▸ **Task goal**
Reproduce the entries exactly.

··········

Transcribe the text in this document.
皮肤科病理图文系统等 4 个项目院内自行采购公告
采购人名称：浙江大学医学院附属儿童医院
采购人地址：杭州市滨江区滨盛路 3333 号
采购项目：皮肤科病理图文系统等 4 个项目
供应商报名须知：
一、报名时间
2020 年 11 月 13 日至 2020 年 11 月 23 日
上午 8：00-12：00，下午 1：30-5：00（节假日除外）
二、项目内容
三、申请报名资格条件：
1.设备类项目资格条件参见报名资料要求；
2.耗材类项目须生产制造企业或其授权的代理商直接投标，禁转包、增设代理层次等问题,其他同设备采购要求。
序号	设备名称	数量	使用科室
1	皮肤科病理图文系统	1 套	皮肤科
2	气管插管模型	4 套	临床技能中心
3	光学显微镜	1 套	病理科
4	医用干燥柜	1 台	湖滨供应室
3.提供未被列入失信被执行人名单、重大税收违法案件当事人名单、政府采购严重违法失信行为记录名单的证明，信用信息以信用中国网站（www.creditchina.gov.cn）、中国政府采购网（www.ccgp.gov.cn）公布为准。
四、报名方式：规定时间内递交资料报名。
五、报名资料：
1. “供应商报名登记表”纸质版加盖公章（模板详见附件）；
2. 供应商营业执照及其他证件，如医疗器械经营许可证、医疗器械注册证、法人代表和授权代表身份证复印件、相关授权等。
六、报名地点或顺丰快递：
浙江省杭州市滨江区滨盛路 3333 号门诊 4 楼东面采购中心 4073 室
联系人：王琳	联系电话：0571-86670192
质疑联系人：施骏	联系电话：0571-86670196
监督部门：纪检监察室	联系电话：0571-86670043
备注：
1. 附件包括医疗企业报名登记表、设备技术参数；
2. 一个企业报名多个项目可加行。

··········

▸ **Solution**
Transcribe the text in this document.
皮肤科病理图文系统等 4 个项目院内自行采购公告
采购人名称：浙江大学医学院附属儿童医院
采购人地址：杭州市滨江区滨盛路 3333 号
采购项目：皮肤科病理图文系统等 4 个项目
供应商报名须知：
一、报名时间
2020 年 11 月 13 日至 2020 年 11 月 23 日
上午 8：00-12：00，下午 1：30-5：00（节假日除外）
二、项目内容
三、申请报名资格条件：
1.设备类项目资格条件参见报名资料要求；
2.耗材类项目须生产制造企业或其授权的代理商直接投标，禁转包、增设代理层次等问题,其他同设备采购要求。
序号	设备名称	数量	使用科室
1	皮肤科病理图文系统	1 套	皮肤科
2	气管插管模型	4 套	临床技能中心
3	光学显微镜	1 套	病理科
4	医用干燥柜	1 台	湖滨供应室
3.提供未被列入失信被执行人名单、重大税收违法案件当事人名单、政府采购严重违法失信行为记录名单的证明，信用信息以信用中国网站（www.creditchina.gov.cn）、中国政府采购网（www.ccgp.gov.cn）公布为准。
四、报名方式：规定时间内递交资料报名。
五、报名资料：
1. “供应商报名登记表”纸质版加盖公章（模板详见附件）；
2. 供应商营业执照及其他证件，如医疗器械经营许可证、医疗器械注册证、法人代表和授权代表身份证复印件、相关授权等。
六、报名地点或顺丰快递：
浙江省杭州市滨江区滨盛路 3333 号门诊 4 楼东面采购中心 4073 室
联系人：王琳	联系电话：0571-86670192
质疑联系人：施骏	联系电话：0571-86670196
监督部门：纪检监察室	联系电话：0571-86670043
备注：
1. 附件包括医疗企业报名登记表、设备技术参数；
2. 一个企业报名多个项目可加行。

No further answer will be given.